SOURCE RECORDS

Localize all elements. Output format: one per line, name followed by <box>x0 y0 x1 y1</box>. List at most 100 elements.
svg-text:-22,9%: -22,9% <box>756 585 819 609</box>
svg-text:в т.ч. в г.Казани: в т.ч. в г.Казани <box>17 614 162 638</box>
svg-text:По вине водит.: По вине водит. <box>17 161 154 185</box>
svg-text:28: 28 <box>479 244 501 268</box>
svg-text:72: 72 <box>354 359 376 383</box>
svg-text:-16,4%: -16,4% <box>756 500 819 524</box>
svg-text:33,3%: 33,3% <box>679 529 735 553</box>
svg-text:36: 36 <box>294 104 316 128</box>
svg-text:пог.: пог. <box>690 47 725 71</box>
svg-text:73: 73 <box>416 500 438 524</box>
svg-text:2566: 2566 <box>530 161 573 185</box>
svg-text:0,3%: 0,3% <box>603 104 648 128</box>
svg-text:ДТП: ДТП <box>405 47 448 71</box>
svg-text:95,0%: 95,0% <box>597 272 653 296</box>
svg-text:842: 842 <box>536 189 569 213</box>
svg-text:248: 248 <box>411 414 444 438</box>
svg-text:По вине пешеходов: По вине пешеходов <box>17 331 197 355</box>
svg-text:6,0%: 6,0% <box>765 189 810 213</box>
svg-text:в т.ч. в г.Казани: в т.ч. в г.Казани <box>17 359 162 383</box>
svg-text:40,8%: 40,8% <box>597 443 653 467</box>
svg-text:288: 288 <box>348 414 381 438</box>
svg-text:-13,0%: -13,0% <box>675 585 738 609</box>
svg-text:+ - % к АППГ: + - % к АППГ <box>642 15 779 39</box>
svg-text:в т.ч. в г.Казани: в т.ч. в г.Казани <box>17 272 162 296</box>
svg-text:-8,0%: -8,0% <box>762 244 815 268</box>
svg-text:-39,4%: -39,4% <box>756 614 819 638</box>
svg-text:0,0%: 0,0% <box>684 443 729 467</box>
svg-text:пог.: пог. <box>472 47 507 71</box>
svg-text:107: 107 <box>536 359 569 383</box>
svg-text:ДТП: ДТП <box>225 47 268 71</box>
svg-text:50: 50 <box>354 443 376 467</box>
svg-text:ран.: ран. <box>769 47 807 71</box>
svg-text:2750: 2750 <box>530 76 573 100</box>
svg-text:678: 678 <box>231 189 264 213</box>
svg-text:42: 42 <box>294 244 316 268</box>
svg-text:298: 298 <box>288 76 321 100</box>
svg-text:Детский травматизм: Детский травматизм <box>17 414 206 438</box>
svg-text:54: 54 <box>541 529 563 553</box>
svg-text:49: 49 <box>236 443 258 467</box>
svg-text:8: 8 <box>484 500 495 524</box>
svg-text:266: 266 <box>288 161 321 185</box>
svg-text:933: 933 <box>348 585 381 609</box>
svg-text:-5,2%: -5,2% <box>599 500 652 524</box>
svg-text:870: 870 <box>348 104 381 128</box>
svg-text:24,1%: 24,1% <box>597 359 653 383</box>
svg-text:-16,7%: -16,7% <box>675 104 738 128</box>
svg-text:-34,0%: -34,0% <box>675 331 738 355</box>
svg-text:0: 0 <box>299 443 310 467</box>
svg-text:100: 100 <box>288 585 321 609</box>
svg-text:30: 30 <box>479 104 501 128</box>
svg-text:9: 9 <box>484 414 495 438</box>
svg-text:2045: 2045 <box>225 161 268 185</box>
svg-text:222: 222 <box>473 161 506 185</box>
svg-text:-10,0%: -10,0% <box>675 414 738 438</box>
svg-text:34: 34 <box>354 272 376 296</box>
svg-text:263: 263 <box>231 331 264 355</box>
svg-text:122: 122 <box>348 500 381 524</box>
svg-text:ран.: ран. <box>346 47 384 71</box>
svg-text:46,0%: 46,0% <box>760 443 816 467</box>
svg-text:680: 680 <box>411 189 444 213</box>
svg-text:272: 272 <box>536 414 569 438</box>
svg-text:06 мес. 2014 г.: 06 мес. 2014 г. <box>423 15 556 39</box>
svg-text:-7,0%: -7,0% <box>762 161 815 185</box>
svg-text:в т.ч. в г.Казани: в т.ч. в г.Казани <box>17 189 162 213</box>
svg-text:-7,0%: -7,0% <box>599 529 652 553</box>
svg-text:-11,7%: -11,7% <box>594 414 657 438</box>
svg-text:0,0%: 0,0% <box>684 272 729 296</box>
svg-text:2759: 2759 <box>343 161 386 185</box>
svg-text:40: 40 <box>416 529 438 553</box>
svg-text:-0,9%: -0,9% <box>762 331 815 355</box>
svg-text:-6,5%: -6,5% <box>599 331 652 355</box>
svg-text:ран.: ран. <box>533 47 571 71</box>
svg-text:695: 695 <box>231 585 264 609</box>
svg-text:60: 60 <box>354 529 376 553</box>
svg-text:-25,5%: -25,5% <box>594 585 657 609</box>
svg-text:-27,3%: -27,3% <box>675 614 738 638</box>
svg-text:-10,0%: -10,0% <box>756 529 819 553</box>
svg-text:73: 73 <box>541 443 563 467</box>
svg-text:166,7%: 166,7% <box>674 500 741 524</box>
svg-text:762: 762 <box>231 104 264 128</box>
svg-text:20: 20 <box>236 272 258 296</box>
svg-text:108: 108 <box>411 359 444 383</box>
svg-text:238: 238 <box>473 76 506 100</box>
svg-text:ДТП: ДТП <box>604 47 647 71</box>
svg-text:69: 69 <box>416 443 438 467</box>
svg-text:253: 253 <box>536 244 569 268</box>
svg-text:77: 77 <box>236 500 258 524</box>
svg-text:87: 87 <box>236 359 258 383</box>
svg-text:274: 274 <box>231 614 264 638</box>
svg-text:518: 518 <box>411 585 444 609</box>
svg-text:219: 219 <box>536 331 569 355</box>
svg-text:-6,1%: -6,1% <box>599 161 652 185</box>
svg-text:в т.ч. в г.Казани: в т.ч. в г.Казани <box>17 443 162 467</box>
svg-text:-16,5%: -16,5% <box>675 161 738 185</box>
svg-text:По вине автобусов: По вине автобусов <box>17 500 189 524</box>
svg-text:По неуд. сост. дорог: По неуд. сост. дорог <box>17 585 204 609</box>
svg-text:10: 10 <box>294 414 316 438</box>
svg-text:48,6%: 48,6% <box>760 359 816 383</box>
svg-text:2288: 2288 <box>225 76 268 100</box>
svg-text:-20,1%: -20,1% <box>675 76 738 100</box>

==

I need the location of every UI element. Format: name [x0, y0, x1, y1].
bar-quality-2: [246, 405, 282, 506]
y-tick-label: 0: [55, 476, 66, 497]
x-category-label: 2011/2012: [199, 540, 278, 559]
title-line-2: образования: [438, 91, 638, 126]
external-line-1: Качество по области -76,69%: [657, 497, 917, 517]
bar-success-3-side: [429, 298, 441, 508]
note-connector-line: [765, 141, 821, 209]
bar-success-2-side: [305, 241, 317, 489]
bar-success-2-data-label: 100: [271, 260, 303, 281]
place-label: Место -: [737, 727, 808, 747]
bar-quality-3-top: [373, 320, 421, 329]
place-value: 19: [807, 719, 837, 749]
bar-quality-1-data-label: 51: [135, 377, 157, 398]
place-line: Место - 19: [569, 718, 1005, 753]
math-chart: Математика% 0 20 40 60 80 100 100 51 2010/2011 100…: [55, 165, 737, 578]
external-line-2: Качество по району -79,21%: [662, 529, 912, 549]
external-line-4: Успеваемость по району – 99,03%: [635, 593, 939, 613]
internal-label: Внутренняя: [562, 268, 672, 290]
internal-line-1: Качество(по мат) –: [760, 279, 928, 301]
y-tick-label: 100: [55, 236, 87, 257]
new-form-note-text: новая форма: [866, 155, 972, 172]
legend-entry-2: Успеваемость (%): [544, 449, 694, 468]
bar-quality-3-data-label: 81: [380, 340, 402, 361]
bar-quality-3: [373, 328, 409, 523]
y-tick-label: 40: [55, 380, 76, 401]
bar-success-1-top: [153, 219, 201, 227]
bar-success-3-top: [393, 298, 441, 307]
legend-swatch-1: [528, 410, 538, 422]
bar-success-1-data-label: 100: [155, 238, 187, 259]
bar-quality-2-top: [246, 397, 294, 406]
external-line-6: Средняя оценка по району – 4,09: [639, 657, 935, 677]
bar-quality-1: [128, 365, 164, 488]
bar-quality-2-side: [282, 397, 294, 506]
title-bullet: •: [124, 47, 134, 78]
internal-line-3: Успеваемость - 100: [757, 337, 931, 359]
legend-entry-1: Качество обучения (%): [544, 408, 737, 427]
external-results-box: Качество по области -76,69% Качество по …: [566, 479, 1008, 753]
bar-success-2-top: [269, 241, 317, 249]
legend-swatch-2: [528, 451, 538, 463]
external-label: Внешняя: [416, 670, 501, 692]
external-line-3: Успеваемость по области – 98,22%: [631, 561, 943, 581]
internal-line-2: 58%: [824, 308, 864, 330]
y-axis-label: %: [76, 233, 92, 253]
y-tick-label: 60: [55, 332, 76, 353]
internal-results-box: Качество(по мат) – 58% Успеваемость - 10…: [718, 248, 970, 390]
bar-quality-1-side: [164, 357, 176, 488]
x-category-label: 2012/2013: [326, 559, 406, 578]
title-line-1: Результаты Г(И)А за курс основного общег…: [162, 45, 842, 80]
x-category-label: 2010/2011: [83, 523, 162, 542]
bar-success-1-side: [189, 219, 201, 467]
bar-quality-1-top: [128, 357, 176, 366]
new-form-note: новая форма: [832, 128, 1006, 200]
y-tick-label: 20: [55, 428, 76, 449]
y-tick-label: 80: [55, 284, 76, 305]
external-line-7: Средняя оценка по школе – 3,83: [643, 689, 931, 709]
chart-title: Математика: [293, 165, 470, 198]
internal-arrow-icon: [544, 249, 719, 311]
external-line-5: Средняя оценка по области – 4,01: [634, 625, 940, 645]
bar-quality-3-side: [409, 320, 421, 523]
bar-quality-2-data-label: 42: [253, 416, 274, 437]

EXERCISE INSTRUCTIONS
Write out the lines from the one containing "Localize all elements." through the one containing "svg-text:28: 28 <box>479 244 501 268</box>", inclusive. Change "Localize" to "Find" and leave everything else as it is.

CORRECT RESULT
Find all elements. Output format: one per line, name followed by <box>x0 y0 x1 y1</box>. List at most 100 elements.
svg-text:-22,9%: -22,9% <box>756 585 819 609</box>
svg-text:в т.ч. в г.Казани: в т.ч. в г.Казани <box>17 614 162 638</box>
svg-text:По вине водит.: По вине водит. <box>17 161 154 185</box>
svg-text:28: 28 <box>479 244 501 268</box>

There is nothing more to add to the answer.